Dataset content:
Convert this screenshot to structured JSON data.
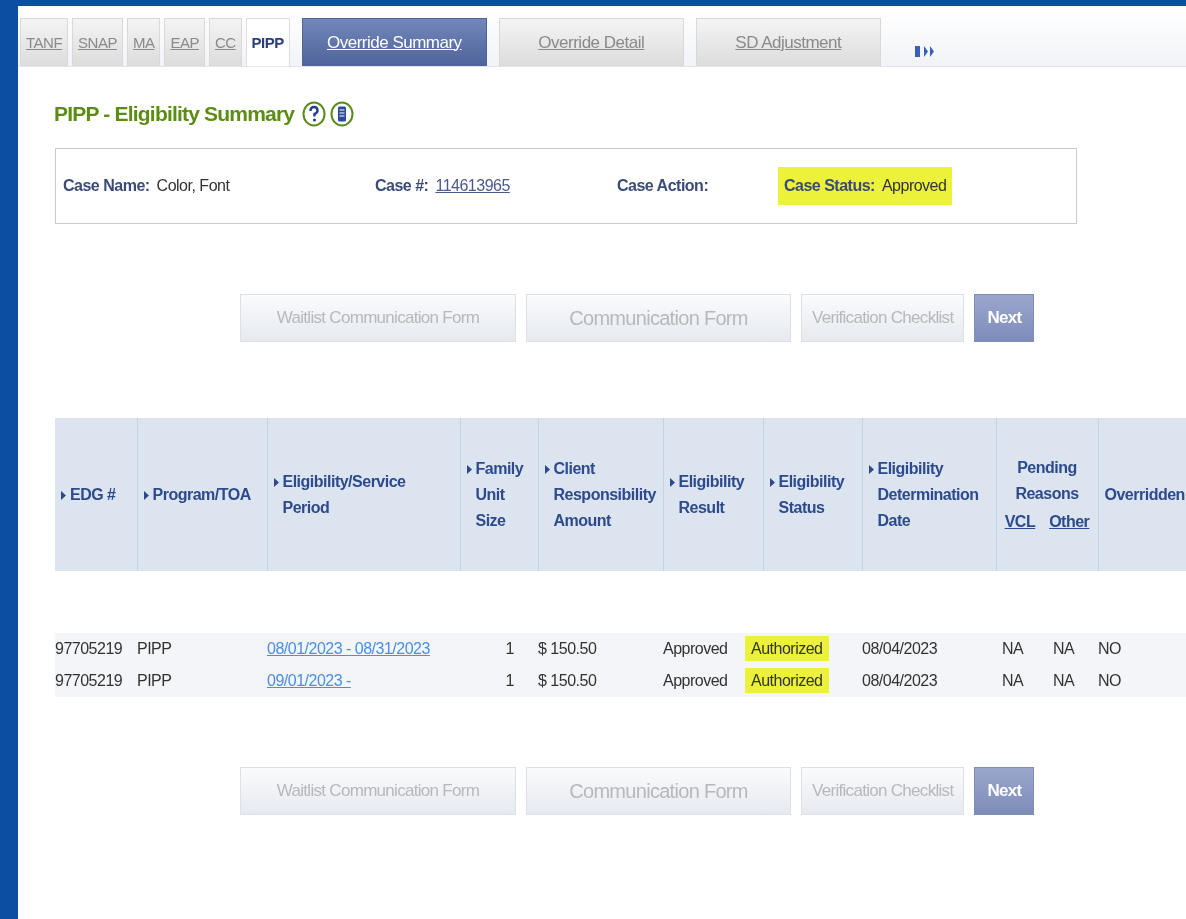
{
  "tabs": [
    {
      "label": "TANF",
      "selected": false,
      "kind": "small"
    },
    {
      "label": "SNAP",
      "selected": false,
      "kind": "small"
    },
    {
      "label": "MA",
      "selected": false,
      "kind": "small"
    },
    {
      "label": "EAP",
      "selected": false,
      "kind": "small"
    },
    {
      "label": "CC",
      "selected": false,
      "kind": "small"
    },
    {
      "label": "PIPP",
      "selected": true,
      "kind": "small"
    },
    {
      "label": "Override Summary",
      "selected": true,
      "kind": "wide"
    },
    {
      "label": "Override Detail",
      "selected": false,
      "kind": "wide"
    },
    {
      "label": "SD Adjustment",
      "selected": false,
      "kind": "wide"
    }
  ],
  "page_title": "PIPP - Eligibility Summary",
  "case_info": [
    {
      "label": "Case Name:",
      "value": "Color, Font",
      "kind": "text",
      "highlighted": false
    },
    {
      "label": "Case #:",
      "value": "114613965",
      "kind": "link",
      "highlighted": false
    },
    {
      "label": "Case Action:",
      "highlighted": false
    },
    {
      "label": "Case Status:",
      "value": "Approved",
      "kind": "text",
      "highlighted": true
    }
  ],
  "top_buttons": [
    {
      "label": "Waitlist Communication Form",
      "disabled": true,
      "kind": "plain"
    },
    {
      "label": "Communication Form",
      "disabled": true,
      "kind": "large"
    },
    {
      "label": "Verification Checklist",
      "disabled": true,
      "kind": "plain"
    },
    {
      "label": "Next",
      "disabled": false,
      "kind": "plain"
    }
  ],
  "table": {
    "columns": [
      {
        "label": "EDG #",
        "sortable": true
      },
      {
        "label": "Program/TOA",
        "sortable": true
      },
      {
        "label": "Eligibility/Service Period",
        "sortable": true
      },
      {
        "label": "Family Unit Size",
        "sortable": true
      },
      {
        "label": "Client Responsibility Amount",
        "sortable": true
      },
      {
        "label": "Eligibility Result",
        "sortable": true
      },
      {
        "label": "Eligibility Status",
        "sortable": true
      },
      {
        "label": "Eligibility Determination Date",
        "sortable": true
      },
      {
        "label": "Pending Reasons",
        "sortable": false,
        "colspan": 2,
        "subcolumns": [
          "VCL",
          "Other"
        ]
      },
      {
        "label": "Overridden",
        "sortable": false
      }
    ],
    "rows": [
      {
        "cells": [
          "97705219",
          "PIPP",
          "08/01/2023 - 08/31/2023",
          "1",
          "$ 150.50",
          "Approved",
          "Authorized",
          "08/04/2023",
          "NA",
          "NA",
          "NO"
        ],
        "status_highlighted": true
      },
      {
        "cells": [
          "97705219",
          "PIPP",
          "09/01/2023 -",
          "1",
          "$ 150.50",
          "Approved",
          "Authorized",
          "08/04/2023",
          "NA",
          "NA",
          "NO"
        ],
        "status_highlighted": true
      }
    ]
  },
  "bottom_buttons": [
    {
      "label": "Waitlist Communication Form",
      "disabled": true,
      "kind": "plain"
    },
    {
      "label": "Communication Form",
      "disabled": true,
      "kind": "large"
    },
    {
      "label": "Verification Checklist",
      "disabled": true,
      "kind": "plain"
    },
    {
      "label": "Next",
      "disabled": false,
      "kind": "plain"
    }
  ]
}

Objective: Determine how many lines of the listing above hold the word "value". Report that number without anything else.

Result for this task: 3